AIM: Take each line that has the word "saco" and return it.

_____

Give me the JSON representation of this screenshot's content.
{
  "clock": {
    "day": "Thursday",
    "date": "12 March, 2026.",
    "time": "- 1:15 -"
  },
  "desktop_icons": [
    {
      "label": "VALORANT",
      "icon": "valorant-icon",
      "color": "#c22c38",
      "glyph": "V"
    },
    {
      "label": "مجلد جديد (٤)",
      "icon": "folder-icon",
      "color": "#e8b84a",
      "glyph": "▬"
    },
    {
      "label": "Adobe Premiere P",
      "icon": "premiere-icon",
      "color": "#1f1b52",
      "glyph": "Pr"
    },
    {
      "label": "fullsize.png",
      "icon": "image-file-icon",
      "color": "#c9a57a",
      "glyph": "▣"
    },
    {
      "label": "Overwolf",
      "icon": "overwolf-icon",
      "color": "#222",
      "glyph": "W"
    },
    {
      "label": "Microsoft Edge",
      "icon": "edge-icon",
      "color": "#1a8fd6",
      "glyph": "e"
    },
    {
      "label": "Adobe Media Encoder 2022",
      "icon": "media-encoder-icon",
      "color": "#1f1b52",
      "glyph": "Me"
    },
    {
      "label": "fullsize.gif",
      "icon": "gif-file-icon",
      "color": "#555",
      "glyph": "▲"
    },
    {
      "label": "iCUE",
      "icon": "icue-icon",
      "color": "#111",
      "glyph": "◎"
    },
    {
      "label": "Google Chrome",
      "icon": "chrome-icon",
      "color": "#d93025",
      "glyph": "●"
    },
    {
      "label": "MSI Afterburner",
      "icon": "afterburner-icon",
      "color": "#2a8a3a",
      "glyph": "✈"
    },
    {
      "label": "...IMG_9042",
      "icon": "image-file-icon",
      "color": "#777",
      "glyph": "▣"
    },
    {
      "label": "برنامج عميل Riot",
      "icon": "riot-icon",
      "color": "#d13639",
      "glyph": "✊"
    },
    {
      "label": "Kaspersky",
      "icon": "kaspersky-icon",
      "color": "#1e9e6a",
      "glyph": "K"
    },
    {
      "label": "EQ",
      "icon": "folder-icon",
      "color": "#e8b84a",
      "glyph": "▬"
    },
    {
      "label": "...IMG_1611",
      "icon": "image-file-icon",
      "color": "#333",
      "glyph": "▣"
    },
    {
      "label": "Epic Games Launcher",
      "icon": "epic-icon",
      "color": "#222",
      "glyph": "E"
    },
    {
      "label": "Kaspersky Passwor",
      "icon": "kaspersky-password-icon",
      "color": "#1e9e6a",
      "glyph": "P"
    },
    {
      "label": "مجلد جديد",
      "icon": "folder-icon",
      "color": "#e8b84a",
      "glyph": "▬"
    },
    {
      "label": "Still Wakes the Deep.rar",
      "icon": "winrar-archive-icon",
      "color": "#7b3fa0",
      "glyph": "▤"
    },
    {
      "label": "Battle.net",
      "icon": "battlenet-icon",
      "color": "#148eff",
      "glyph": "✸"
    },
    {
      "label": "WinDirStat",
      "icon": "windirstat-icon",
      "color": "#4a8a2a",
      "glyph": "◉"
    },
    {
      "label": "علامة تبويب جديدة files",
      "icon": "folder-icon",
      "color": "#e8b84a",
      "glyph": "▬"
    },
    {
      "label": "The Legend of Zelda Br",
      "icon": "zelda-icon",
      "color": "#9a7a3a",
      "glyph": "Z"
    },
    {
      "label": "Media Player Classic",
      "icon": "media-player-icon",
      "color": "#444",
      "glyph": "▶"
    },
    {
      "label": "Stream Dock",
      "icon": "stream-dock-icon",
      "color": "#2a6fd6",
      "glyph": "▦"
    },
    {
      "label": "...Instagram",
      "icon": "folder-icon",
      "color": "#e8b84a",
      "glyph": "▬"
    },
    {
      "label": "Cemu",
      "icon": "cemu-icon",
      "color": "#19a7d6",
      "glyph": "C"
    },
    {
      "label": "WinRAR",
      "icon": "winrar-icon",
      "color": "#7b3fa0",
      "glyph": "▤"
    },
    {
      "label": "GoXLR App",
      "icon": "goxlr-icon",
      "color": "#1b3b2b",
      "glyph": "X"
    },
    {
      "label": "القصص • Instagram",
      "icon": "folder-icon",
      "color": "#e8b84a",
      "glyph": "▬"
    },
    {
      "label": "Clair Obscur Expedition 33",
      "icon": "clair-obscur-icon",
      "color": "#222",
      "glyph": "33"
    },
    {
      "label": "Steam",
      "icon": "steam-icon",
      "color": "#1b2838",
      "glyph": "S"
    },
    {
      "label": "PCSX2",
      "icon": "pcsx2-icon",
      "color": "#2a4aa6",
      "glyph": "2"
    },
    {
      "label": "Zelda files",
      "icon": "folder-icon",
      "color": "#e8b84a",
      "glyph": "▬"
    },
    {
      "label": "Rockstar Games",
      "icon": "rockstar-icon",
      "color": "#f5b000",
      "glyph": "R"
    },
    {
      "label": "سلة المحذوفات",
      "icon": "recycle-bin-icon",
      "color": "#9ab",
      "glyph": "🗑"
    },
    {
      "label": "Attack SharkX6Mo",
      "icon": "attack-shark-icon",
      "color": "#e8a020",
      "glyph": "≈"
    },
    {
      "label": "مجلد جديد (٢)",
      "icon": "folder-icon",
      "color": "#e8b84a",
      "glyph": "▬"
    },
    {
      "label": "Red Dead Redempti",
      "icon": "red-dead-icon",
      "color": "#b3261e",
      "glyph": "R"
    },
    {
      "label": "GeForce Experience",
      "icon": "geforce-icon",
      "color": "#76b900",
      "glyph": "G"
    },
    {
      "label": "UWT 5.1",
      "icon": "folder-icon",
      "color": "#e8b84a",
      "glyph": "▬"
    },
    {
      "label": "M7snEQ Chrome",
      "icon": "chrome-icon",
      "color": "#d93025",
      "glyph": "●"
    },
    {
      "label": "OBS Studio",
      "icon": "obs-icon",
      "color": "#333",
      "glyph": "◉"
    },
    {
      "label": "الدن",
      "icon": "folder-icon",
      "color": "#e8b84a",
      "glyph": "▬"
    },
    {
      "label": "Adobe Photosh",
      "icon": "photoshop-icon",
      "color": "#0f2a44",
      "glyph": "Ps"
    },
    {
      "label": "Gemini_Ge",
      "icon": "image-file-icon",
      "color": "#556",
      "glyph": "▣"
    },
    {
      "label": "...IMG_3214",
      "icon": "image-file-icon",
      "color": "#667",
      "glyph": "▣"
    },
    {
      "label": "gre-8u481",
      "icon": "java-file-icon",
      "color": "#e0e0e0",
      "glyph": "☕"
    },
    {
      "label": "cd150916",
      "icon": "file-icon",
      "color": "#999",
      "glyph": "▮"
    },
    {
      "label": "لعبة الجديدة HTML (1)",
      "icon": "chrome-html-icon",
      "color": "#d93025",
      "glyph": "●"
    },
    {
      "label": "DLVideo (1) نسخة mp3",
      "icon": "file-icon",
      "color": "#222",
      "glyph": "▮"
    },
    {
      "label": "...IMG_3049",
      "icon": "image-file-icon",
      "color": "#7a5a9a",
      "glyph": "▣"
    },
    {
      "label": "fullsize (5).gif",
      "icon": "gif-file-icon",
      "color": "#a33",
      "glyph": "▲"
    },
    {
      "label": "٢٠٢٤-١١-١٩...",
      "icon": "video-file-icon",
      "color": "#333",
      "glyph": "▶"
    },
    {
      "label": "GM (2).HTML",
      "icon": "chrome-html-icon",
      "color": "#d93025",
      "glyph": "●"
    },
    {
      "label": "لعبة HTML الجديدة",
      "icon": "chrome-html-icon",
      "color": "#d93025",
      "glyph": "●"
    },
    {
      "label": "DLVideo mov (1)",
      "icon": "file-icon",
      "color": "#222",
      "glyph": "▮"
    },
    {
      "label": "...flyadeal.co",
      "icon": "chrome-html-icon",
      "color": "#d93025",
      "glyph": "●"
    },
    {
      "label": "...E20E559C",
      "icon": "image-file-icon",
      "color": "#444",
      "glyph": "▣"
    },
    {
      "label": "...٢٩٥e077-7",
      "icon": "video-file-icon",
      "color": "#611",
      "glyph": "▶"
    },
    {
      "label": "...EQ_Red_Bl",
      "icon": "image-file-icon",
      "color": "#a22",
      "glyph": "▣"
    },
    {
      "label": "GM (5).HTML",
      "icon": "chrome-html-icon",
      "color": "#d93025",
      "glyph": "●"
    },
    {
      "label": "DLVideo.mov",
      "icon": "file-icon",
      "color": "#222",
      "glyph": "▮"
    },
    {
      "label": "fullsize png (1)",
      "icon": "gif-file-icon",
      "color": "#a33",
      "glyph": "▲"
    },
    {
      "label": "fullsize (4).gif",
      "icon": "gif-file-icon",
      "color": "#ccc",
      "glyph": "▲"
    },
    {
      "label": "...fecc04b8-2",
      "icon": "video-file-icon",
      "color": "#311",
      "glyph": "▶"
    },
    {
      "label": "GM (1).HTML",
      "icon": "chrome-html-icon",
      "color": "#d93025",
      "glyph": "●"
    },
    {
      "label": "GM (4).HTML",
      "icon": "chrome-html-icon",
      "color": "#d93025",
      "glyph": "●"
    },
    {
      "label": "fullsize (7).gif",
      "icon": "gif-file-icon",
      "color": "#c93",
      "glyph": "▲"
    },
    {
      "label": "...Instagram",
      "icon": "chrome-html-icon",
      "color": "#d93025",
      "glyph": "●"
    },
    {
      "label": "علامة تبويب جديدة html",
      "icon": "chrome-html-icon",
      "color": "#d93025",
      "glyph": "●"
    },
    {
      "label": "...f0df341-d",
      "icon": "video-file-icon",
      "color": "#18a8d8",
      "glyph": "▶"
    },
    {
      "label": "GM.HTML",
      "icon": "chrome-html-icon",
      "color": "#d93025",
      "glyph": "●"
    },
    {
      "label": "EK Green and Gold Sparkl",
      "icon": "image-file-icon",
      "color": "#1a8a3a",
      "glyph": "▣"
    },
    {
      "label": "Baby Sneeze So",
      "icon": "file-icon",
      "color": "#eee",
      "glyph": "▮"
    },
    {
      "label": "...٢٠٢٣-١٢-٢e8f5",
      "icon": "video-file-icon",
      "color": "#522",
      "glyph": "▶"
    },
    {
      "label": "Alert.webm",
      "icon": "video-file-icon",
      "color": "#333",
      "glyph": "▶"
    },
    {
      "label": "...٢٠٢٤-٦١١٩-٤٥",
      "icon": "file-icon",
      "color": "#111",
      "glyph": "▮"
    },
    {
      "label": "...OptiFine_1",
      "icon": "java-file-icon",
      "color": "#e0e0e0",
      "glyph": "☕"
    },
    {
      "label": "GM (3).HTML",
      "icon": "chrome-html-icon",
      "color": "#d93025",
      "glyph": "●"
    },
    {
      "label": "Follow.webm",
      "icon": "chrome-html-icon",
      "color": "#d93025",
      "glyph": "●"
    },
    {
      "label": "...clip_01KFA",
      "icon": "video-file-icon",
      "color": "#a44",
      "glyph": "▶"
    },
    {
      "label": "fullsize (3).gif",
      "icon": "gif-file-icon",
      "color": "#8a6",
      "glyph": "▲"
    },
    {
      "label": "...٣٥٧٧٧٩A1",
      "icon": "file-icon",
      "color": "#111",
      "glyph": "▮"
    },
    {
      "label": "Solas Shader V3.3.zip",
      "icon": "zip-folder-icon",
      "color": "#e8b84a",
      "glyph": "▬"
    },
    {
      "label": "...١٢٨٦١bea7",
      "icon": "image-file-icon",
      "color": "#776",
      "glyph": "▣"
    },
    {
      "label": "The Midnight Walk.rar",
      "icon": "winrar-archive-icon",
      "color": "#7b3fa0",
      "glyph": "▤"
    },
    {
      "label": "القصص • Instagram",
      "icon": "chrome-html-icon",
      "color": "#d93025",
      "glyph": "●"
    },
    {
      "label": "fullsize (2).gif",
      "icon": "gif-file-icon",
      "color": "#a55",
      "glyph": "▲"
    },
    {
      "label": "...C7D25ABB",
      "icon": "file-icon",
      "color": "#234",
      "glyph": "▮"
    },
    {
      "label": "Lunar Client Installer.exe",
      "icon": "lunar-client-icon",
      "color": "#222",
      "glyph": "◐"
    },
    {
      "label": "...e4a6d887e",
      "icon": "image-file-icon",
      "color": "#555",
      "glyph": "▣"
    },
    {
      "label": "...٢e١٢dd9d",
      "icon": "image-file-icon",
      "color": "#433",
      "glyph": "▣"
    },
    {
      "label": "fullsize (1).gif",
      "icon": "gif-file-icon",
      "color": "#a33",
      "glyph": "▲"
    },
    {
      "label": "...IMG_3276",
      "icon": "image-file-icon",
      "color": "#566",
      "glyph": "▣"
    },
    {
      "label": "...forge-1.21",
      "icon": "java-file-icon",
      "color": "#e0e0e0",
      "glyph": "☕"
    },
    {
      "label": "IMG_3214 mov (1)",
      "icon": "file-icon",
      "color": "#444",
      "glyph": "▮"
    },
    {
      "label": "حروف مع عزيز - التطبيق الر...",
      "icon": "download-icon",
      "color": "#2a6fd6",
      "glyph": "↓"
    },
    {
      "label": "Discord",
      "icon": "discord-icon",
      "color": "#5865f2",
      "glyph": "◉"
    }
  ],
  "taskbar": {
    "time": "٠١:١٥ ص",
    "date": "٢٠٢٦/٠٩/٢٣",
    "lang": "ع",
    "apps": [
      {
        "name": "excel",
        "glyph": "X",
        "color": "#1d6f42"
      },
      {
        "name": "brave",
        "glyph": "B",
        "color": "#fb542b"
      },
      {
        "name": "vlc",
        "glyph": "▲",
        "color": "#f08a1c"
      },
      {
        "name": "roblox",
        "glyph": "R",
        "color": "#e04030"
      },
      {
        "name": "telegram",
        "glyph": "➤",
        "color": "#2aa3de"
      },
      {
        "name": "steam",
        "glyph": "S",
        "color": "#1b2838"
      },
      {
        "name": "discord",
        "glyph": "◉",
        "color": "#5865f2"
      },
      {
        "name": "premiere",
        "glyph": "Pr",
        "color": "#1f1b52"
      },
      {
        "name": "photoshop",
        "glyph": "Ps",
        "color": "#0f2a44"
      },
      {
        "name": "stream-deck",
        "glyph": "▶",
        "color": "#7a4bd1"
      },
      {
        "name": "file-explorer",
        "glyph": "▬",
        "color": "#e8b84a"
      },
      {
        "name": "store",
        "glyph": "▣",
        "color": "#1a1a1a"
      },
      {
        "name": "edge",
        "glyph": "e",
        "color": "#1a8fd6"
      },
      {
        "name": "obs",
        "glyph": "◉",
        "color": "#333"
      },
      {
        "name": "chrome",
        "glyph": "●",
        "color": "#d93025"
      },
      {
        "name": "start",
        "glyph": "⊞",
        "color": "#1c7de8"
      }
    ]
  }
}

_____

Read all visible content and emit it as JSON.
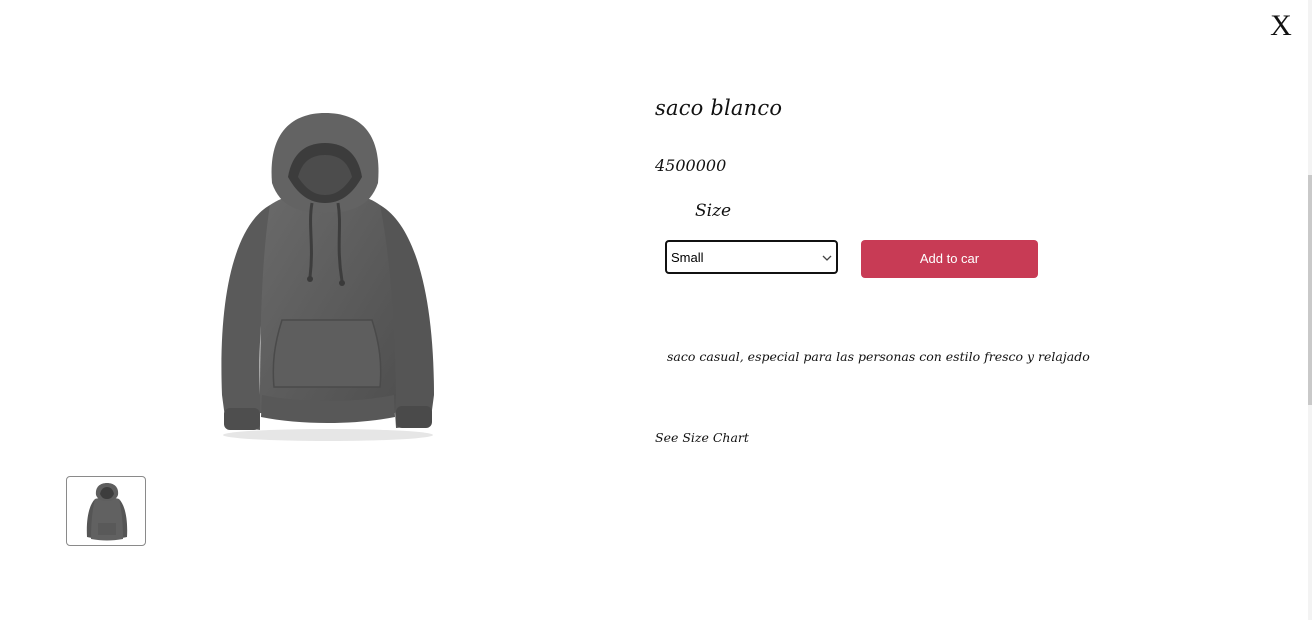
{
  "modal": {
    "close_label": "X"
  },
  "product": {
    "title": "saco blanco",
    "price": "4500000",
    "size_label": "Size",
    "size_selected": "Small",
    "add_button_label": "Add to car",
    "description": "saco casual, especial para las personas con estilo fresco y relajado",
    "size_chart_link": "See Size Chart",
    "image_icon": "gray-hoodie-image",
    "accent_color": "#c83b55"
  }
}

_____

EXERCISE OUTPUT:
    "title": "saco blanco",
    "description": "saco casual, especial para las personas con estilo fresco y relajado",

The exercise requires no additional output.